§ **Available records**:
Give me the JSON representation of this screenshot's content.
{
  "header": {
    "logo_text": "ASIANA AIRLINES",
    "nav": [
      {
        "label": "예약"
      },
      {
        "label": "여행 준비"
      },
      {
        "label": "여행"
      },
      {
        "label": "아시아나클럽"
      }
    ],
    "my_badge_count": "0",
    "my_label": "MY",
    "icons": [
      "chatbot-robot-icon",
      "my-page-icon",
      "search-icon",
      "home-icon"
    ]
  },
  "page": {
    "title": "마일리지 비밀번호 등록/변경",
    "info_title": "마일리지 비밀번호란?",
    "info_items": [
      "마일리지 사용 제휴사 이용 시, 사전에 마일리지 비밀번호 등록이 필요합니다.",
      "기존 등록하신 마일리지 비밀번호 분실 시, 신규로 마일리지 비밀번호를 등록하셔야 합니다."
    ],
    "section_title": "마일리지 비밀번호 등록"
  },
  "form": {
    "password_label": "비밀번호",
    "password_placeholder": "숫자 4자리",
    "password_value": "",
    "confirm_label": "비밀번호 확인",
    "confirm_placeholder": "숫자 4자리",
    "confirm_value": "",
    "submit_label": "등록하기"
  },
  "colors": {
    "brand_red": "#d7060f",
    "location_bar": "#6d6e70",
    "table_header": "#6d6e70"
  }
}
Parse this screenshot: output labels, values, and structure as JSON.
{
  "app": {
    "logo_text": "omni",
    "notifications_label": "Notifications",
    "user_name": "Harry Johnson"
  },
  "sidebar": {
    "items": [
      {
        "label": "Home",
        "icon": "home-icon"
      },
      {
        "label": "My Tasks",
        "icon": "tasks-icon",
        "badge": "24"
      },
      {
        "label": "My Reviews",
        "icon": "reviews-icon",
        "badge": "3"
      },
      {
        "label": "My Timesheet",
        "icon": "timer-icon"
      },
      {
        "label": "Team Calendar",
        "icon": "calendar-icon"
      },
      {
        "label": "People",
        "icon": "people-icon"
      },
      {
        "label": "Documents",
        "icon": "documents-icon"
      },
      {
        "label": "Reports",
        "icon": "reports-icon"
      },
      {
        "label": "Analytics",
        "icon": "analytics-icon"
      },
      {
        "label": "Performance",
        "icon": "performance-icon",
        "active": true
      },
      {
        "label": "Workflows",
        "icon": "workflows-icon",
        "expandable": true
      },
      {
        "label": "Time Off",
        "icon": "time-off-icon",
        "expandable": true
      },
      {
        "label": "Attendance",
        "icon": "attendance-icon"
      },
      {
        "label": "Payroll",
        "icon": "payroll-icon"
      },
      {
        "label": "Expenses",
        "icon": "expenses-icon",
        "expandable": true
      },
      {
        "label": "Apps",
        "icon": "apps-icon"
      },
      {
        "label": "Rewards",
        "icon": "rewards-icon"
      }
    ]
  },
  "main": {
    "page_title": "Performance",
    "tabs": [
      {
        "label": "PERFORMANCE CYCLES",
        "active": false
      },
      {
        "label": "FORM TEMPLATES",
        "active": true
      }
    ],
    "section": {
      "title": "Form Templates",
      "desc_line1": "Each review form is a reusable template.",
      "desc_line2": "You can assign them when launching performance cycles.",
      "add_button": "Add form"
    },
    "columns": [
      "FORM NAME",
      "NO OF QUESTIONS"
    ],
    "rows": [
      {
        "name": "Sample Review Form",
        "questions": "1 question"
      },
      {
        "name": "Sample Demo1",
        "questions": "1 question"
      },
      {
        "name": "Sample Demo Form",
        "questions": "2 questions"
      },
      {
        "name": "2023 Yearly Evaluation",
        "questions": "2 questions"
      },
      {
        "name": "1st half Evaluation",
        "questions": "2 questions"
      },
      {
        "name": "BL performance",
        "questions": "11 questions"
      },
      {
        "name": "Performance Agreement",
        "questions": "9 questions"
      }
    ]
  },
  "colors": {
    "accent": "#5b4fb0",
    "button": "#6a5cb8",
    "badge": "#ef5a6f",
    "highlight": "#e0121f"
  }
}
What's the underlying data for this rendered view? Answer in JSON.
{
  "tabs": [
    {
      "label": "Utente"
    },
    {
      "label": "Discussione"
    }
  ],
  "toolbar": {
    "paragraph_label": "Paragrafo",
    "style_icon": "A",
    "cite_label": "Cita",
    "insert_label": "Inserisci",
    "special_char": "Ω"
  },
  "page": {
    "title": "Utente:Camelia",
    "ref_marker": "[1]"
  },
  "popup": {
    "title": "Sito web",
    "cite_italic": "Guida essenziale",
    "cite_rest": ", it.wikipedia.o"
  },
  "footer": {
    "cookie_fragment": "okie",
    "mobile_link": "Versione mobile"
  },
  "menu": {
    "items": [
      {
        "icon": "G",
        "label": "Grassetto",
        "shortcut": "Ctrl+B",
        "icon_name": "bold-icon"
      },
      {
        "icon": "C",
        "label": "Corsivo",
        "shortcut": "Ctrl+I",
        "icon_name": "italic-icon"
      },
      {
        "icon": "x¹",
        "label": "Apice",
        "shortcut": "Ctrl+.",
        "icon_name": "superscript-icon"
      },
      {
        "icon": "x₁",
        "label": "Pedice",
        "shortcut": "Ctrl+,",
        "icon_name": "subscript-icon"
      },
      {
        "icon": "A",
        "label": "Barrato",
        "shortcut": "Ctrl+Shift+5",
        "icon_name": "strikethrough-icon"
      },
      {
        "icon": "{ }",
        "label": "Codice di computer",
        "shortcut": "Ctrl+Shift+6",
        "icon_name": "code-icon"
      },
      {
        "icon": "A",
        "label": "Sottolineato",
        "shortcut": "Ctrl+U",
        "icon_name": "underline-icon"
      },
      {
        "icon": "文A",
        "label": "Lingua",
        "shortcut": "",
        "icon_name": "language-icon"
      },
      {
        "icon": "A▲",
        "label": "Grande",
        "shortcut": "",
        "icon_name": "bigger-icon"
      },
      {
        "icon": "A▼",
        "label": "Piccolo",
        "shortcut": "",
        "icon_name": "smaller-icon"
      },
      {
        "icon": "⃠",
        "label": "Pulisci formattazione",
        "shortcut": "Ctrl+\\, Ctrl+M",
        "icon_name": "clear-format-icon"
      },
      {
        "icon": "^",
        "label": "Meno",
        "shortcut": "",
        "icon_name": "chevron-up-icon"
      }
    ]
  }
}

§ **Problem statement**: Give the material above again, word for word.

§ **Exercise response**:
Give me the JSON representation of this screenshot's content.
{
  "header": {
    "logo_text": "ASIANA AIRLINES",
    "nav": [
      {
        "label": "예약"
      },
      {
        "label": "여행 준비"
      },
      {
        "label": "여행"
      },
      {
        "label": "아시아나클럽"
      }
    ],
    "my_badge_count": "0",
    "my_label": "MY",
    "icons": [
      "chatbot-robot-icon",
      "my-page-icon",
      "search-icon",
      "home-icon"
    ]
  },
  "page": {
    "title": "마일리지 비밀번호 등록/변경",
    "info_title": "마일리지 비밀번호란?",
    "info_items": [
      "마일리지 사용 제휴사 이용 시, 사전에 마일리지 비밀번호 등록이 필요합니다.",
      "기존 등록하신 마일리지 비밀번호 분실 시, 신규로 마일리지 비밀번호를 등록하셔야 합니다."
    ],
    "section_title": "마일리지 비밀번호 등록"
  },
  "form": {
    "password_label": "비밀번호",
    "password_placeholder": "숫자 4자리",
    "password_value": "",
    "confirm_label": "비밀번호 확인",
    "confirm_placeholder": "숫자 4자리",
    "confirm_value": "",
    "submit_label": "등록하기"
  },
  "colors": {
    "brand_red": "#d7060f",
    "location_bar": "#6d6e70",
    "table_header": "#6d6e70"
  }
}
Parse this screenshot: output labels, values, and structure as JSON.
{
  "app": {
    "logo_text": "omni",
    "notifications_label": "Notifications",
    "user_name": "Harry Johnson"
  },
  "sidebar": {
    "items": [
      {
        "label": "Home",
        "icon": "home-icon"
      },
      {
        "label": "My Tasks",
        "icon": "tasks-icon",
        "badge": "24"
      },
      {
        "label": "My Reviews",
        "icon": "reviews-icon",
        "badge": "3"
      },
      {
        "label": "My Timesheet",
        "icon": "timer-icon"
      },
      {
        "label": "Team Calendar",
        "icon": "calendar-icon"
      },
      {
        "label": "People",
        "icon": "people-icon"
      },
      {
        "label": "Documents",
        "icon": "documents-icon"
      },
      {
        "label": "Reports",
        "icon": "reports-icon"
      },
      {
        "label": "Analytics",
        "icon": "analytics-icon"
      },
      {
        "label": "Performance",
        "icon": "performance-icon",
        "active": true
      },
      {
        "label": "Workflows",
        "icon": "workflows-icon",
        "expandable": true
      },
      {
        "label": "Time Off",
        "icon": "time-off-icon",
        "expandable": true
      },
      {
        "label": "Attendance",
        "icon": "attendance-icon"
      },
      {
        "label": "Payroll",
        "icon": "payroll-icon"
      },
      {
        "label": "Expenses",
        "icon": "expenses-icon",
        "expandable": true
      },
      {
        "label": "Apps",
        "icon": "apps-icon"
      },
      {
        "label": "Rewards",
        "icon": "rewards-icon"
      }
    ]
  },
  "main": {
    "page_title": "Performance",
    "tabs": [
      {
        "label": "PERFORMANCE CYCLES",
        "active": false
      },
      {
        "label": "FORM TEMPLATES",
        "active": true
      }
    ],
    "section": {
      "title": "Form Templates",
      "desc_line1": "Each review form is a reusable template.",
      "desc_line2": "You can assign them when launching performance cycles.",
      "add_button": "Add form"
    },
    "columns": [
      "FORM NAME",
      "NO OF QUESTIONS"
    ],
    "rows": [
      {
        "name": "Sample Review Form",
        "questions": "1 question"
      },
      {
        "name": "Sample Demo1",
        "questions": "1 question"
      },
      {
        "name": "Sample Demo Form",
        "questions": "2 questions"
      },
      {
        "name": "2023 Yearly Evaluation",
        "questions": "2 questions"
      },
      {
        "name": "1st half Evaluation",
        "questions": "2 questions"
      },
      {
        "name": "BL performance",
        "questions": "11 questions"
      },
      {
        "name": "Performance Agreement",
        "questions": "9 questions"
      }
    ]
  },
  "colors": {
    "accent": "#5b4fb0",
    "button": "#6a5cb8",
    "badge": "#ef5a6f",
    "highlight": "#e0121f"
  }
}
What's the underlying data for this rendered view? Answer in JSON.
{
  "tabs": [
    {
      "label": "Utente"
    },
    {
      "label": "Discussione"
    }
  ],
  "toolbar": {
    "paragraph_label": "Paragrafo",
    "style_icon": "A",
    "cite_label": "Cita",
    "insert_label": "Inserisci",
    "special_char": "Ω"
  },
  "page": {
    "title": "Utente:Camelia",
    "ref_marker": "[1]"
  },
  "popup": {
    "title": "Sito web",
    "cite_italic": "Guida essenziale",
    "cite_rest": ", it.wikipedia.o"
  },
  "footer": {
    "cookie_fragment": "okie",
    "mobile_link": "Versione mobile"
  },
  "menu": {
    "items": [
      {
        "icon": "G",
        "label": "Grassetto",
        "shortcut": "Ctrl+B",
        "icon_name": "bold-icon"
      },
      {
        "icon": "C",
        "label": "Corsivo",
        "shortcut": "Ctrl+I",
        "icon_name": "italic-icon"
      },
      {
        "icon": "x¹",
        "label": "Apice",
        "shortcut": "Ctrl+.",
        "icon_name": "superscript-icon"
      },
      {
        "icon": "x₁",
        "label": "Pedice",
        "shortcut": "Ctrl+,",
        "icon_name": "subscript-icon"
      },
      {
        "icon": "A",
        "label": "Barrato",
        "shortcut": "Ctrl+Shift+5",
        "icon_name": "strikethrough-icon"
      },
      {
        "icon": "{ }",
        "label": "Codice di computer",
        "shortcut": "Ctrl+Shift+6",
        "icon_name": "code-icon"
      },
      {
        "icon": "A",
        "label": "Sottolineato",
        "shortcut": "Ctrl+U",
        "icon_name": "underline-icon"
      },
      {
        "icon": "文A",
        "label": "Lingua",
        "shortcut": "",
        "icon_name": "language-icon"
      },
      {
        "icon": "A▲",
        "label": "Grande",
        "shortcut": "",
        "icon_name": "bigger-icon"
      },
      {
        "icon": "A▼",
        "label": "Piccolo",
        "shortcut": "",
        "icon_name": "smaller-icon"
      },
      {
        "icon": "⃠",
        "label": "Pulisci formattazione",
        "shortcut": "Ctrl+\\, Ctrl+M",
        "icon_name": "clear-format-icon"
      },
      {
        "icon": "^",
        "label": "Meno",
        "shortcut": "",
        "icon_name": "chevron-up-icon"
      }
    ]
  }
}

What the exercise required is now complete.